=== Work to do ===
What is the number of lines in these entries that contain "this"? State it alone.

— BEGIN Material provided —

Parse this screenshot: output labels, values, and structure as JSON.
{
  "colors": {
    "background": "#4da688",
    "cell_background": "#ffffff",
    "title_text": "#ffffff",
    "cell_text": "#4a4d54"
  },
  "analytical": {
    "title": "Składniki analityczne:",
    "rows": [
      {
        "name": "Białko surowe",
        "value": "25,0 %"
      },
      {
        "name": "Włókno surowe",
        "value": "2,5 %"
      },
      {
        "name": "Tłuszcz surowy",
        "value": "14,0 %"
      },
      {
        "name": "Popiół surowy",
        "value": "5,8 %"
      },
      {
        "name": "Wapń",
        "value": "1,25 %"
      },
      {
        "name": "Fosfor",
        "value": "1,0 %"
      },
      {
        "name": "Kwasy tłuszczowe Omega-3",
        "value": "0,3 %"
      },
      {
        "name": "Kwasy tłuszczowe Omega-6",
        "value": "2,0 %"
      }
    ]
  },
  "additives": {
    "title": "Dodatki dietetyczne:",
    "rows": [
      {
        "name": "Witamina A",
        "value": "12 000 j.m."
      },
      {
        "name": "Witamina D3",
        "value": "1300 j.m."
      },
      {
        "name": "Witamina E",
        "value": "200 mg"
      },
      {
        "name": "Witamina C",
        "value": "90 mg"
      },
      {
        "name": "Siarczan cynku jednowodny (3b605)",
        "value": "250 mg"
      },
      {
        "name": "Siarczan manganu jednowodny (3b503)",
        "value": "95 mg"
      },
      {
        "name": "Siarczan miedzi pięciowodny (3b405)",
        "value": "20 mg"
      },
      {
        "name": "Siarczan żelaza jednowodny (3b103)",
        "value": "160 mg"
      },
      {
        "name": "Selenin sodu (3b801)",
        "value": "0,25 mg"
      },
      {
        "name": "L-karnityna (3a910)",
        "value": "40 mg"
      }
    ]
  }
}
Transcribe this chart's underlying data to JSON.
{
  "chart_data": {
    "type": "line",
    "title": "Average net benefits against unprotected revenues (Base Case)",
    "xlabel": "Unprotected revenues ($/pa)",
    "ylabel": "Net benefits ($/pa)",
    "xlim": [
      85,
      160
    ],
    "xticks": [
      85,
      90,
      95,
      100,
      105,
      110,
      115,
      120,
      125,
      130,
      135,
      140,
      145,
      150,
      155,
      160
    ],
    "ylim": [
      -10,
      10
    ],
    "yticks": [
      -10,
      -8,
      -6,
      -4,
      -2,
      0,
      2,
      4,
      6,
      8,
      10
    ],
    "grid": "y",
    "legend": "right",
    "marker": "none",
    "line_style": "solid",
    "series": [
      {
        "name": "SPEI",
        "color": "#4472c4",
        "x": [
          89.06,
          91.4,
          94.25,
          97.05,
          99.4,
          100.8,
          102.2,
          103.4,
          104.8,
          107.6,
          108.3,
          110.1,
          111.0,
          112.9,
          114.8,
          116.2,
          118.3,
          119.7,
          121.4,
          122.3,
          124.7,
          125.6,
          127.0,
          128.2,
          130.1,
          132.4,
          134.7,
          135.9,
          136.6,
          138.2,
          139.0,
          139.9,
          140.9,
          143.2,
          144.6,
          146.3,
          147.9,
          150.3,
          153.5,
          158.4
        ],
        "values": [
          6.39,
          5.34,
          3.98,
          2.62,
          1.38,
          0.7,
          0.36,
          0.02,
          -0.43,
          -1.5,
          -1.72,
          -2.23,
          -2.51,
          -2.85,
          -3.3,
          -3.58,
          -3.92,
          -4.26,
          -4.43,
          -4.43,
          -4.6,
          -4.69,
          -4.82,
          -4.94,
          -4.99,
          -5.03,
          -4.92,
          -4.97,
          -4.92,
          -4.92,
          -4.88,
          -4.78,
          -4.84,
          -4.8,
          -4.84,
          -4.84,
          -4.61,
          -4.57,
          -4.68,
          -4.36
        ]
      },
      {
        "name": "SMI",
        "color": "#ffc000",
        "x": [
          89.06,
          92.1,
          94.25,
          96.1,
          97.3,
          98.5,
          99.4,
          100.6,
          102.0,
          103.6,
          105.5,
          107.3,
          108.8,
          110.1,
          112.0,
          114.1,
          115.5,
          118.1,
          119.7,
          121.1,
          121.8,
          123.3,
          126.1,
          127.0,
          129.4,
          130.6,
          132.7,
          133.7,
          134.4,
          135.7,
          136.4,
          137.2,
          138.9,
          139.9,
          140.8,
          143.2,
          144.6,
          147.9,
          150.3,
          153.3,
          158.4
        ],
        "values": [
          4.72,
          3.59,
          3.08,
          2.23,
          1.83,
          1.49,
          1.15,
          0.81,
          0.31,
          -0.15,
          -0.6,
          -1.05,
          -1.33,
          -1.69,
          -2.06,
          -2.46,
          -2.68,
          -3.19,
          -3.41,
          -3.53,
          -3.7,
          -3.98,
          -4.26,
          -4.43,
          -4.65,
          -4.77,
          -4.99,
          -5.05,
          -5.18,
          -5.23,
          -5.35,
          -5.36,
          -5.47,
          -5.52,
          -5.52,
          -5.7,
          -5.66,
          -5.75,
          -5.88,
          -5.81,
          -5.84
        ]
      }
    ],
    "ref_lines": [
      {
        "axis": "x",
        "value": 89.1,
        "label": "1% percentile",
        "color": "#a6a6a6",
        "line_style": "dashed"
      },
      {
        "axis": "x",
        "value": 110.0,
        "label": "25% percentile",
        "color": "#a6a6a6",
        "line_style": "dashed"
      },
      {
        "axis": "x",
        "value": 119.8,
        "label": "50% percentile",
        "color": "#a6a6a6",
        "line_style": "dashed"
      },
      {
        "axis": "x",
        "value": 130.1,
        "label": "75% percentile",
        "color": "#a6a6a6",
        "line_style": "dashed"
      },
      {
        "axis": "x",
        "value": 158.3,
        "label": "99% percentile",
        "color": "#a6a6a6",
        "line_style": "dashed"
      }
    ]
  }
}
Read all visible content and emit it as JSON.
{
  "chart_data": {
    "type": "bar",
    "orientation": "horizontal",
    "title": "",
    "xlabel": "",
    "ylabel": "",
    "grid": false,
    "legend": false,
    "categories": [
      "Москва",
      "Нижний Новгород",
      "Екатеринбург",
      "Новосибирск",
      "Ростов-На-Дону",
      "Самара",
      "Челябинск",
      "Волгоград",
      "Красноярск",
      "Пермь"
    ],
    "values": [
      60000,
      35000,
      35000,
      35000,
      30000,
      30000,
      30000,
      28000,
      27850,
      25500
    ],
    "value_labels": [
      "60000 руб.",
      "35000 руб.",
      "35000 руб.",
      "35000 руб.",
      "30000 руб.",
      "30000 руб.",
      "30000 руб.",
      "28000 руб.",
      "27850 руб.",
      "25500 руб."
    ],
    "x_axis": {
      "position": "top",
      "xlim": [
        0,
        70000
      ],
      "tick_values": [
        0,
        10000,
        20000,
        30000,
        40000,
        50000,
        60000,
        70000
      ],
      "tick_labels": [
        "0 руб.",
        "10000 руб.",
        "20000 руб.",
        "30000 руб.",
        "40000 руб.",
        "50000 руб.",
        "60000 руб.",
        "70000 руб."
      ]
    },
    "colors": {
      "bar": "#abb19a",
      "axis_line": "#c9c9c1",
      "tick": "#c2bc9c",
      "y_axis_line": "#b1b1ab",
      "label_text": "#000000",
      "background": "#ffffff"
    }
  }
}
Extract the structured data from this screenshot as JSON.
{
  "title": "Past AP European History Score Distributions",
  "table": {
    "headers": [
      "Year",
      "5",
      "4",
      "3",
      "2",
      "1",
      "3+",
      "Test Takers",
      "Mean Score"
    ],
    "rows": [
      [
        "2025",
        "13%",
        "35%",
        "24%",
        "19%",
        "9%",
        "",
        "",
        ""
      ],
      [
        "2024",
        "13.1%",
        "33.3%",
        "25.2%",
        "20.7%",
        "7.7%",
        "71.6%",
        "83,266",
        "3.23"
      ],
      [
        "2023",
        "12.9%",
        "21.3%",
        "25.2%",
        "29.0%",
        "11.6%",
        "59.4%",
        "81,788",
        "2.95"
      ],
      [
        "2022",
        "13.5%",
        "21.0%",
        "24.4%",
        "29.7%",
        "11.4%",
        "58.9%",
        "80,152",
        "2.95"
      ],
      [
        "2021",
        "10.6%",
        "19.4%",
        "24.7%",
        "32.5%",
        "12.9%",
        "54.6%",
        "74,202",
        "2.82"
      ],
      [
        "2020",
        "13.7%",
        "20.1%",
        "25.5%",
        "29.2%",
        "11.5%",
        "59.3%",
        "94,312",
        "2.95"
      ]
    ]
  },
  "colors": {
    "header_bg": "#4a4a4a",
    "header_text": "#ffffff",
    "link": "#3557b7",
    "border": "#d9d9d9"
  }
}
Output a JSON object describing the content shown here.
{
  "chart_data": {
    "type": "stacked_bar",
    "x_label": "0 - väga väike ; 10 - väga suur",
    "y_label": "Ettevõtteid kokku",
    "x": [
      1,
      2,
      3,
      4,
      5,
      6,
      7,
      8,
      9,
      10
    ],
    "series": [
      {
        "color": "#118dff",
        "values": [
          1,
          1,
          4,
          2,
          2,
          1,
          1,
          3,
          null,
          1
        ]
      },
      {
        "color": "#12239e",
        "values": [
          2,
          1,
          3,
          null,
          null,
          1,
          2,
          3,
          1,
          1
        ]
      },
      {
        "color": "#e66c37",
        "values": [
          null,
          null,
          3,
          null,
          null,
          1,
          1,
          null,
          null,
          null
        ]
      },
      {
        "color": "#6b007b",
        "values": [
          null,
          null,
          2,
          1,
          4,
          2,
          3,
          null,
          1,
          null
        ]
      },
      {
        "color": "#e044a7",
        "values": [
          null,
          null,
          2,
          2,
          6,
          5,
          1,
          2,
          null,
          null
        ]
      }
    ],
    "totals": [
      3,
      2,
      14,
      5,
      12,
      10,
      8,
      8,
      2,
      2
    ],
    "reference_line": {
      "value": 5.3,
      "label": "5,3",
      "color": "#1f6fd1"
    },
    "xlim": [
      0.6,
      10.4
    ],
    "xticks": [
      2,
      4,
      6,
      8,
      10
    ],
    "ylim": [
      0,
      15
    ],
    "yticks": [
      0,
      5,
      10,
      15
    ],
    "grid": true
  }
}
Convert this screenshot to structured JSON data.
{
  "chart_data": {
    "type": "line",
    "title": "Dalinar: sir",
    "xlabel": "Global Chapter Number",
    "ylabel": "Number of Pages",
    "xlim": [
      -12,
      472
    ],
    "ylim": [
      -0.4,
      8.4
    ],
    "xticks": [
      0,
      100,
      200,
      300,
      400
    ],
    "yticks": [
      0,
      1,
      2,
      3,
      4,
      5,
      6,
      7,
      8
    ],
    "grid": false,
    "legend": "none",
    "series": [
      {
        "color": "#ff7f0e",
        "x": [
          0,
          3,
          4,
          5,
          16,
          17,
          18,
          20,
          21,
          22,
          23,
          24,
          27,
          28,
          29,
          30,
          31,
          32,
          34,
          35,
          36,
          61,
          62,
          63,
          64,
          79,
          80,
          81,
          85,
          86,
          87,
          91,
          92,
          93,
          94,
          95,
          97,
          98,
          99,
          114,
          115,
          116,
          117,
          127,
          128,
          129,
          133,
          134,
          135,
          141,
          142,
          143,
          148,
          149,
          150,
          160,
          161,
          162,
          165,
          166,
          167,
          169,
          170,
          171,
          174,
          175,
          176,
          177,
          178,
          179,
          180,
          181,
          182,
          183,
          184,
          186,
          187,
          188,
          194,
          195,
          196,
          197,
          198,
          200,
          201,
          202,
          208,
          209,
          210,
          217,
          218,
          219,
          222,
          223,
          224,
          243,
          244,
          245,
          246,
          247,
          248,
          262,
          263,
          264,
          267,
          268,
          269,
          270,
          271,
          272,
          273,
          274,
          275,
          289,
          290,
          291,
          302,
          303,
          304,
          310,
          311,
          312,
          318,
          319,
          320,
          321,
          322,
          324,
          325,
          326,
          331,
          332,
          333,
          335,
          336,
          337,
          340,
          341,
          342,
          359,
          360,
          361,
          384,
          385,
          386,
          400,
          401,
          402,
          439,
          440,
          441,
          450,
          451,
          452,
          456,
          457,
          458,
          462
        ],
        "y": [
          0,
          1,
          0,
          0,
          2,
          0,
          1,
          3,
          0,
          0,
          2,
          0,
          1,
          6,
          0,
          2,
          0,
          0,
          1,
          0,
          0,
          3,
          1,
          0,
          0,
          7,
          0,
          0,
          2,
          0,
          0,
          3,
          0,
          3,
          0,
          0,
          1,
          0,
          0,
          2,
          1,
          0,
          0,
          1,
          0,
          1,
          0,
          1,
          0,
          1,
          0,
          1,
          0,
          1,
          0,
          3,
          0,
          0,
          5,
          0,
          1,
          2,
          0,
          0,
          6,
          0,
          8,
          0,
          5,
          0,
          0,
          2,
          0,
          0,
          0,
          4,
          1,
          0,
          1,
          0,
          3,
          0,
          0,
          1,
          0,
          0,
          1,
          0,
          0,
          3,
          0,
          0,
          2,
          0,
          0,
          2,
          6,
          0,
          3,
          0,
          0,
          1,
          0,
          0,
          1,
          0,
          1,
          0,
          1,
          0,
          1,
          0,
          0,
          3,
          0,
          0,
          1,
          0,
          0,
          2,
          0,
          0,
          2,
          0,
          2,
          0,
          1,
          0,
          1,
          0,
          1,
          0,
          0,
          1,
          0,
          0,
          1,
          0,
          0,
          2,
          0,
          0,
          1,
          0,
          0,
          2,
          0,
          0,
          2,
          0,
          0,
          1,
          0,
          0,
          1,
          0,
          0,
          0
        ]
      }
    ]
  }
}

— END Material provided —

=== Exercise solution ===
4